**Task prompt**
Every entry is to be set down a second time, precisely as written.

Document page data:
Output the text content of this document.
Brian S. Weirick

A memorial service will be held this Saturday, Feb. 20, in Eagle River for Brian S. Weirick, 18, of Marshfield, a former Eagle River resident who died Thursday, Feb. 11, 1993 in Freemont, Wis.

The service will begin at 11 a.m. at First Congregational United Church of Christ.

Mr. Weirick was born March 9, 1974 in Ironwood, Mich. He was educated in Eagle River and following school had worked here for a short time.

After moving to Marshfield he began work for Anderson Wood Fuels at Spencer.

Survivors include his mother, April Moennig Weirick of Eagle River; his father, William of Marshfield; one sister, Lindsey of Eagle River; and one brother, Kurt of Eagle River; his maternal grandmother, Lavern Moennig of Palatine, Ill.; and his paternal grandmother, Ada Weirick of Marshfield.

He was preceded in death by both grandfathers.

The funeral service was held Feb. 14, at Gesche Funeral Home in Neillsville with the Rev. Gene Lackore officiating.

**Exercise solution**
Output the text content of this document.
Brian S. Weirick

A memorial service will be held this Saturday, Feb. 20, in Eagle River for Brian S. Weirick, 18, of Marshfield, a former Eagle River resident who died Thursday, Feb. 11, 1993 in Freemont, Wis.

The service will begin at 11 a.m. at First Congregational United Church of Christ.

Mr. Weirick was born March 9, 1974 in Ironwood, Mich. He was educated in Eagle River and following school had worked here for a short time.

After moving to Marshfield he began work for Anderson Wood Fuels at Spencer.

Survivors include his mother, April Moennig Weirick of Eagle River; his father, William of Marshfield; one sister, Lindsey of Eagle River; and one brother, Kurt of Eagle River; his maternal grandmother, Lavern Moennig of Palatine, Ill.; and his paternal grandmother, Ada Weirick of Marshfield.

He was preceded in death by both grandfathers.

The funeral service was held Feb. 14, at Gesche Funeral Home in Neillsville with the Rev. Gene Lackore officiating.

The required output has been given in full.